**EXERCISE DESCRIPTION**
Look below. Copy each line that has "بجلسته" in it.

----

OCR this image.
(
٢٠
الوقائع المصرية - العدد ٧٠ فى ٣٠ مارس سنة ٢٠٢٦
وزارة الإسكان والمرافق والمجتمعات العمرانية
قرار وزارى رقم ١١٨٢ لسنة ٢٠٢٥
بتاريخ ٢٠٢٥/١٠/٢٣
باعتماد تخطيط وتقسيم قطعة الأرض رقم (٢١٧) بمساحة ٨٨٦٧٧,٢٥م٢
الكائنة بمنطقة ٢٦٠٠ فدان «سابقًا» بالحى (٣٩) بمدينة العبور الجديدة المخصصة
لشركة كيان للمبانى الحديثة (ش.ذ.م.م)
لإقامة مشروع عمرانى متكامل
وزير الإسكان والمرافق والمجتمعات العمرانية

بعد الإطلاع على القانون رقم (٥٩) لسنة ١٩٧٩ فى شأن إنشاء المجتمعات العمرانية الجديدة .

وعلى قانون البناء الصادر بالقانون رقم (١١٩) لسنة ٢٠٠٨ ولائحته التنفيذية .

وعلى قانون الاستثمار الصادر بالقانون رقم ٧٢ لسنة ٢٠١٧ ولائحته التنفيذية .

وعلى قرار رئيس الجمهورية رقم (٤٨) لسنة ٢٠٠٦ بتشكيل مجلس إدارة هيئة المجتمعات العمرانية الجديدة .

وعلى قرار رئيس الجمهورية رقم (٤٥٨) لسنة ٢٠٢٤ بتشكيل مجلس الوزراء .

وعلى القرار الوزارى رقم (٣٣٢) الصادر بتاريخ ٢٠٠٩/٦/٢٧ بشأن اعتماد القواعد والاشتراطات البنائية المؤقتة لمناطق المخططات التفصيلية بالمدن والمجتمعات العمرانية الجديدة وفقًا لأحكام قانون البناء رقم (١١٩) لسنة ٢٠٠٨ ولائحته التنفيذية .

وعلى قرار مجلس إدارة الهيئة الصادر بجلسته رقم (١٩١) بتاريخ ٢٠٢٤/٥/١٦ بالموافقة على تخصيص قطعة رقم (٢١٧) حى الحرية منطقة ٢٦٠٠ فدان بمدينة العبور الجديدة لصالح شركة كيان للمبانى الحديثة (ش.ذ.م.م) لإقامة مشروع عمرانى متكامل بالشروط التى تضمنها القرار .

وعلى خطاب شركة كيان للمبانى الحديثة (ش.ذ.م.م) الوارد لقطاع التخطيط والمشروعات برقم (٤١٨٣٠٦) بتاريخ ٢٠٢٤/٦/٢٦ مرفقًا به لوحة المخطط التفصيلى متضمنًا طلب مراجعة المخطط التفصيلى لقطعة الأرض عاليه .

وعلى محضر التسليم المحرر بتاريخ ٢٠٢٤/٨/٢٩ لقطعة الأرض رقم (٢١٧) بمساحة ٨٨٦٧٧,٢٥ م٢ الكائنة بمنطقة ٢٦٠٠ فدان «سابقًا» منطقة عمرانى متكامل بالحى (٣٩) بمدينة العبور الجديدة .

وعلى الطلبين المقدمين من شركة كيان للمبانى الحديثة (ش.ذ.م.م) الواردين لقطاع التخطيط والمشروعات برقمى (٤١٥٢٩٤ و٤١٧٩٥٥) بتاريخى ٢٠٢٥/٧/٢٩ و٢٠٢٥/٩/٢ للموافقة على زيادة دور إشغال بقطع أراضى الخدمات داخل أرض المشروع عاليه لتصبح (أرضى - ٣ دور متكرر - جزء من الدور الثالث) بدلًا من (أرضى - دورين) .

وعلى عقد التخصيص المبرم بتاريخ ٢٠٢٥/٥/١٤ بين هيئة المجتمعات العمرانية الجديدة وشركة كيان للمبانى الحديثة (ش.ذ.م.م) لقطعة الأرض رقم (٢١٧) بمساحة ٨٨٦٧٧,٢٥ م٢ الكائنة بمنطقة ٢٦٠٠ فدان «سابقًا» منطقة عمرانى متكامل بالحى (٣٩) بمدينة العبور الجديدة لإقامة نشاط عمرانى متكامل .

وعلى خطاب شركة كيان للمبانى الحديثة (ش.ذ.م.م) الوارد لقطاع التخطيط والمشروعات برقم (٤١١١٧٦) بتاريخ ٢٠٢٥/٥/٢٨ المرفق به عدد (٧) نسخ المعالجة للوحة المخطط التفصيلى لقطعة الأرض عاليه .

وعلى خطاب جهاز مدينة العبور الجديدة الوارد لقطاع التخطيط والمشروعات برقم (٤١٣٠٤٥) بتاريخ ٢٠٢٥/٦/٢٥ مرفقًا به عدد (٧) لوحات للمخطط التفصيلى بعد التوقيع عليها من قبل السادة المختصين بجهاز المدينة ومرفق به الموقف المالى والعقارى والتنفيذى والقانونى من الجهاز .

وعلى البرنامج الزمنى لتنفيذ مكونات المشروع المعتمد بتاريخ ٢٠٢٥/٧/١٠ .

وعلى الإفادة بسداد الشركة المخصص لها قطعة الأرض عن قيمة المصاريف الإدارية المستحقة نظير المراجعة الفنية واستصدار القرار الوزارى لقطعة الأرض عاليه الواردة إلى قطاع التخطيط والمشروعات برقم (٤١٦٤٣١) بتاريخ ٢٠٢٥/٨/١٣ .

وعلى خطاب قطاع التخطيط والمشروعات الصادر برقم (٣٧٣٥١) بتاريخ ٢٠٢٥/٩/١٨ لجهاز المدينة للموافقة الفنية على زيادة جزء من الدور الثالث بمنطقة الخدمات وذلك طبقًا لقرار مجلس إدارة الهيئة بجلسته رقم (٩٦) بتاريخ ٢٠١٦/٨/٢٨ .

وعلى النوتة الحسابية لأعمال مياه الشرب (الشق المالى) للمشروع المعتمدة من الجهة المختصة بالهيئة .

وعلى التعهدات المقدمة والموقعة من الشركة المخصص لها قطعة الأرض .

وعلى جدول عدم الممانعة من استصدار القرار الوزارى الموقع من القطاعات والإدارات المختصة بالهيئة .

----

**RESPONSE FOR THIS EXERCISE**
وعلى قرار مجلس إدارة الهيئة الصادر بجلسته رقم (١٩١) بتاريخ ٢٠٢٤/٥/١٦ بالموافقة على تخصيص قطعة رقم (٢١٧) حى الحرية منطقة ٢٦٠٠ فدان بمدينة العبور الجديدة لصالح شركة كيان للمبانى الحديثة (ش.ذ.م.م) لإقامة مشروع عمرانى متكامل بالشروط التى تضمنها القرار .
وعلى خطاب قطاع التخطيط والمشروعات الصادر برقم (٣٧٣٥١) بتاريخ ٢٠٢٥/٩/١٨ لجهاز المدينة للموافقة الفنية على زيادة جزء من الدور الثالث بمنطقة الخدمات وذلك طبقًا لقرار مجلس إدارة الهيئة بجلسته رقم (٩٦) بتاريخ ٢٠١٦/٨/٢٨ .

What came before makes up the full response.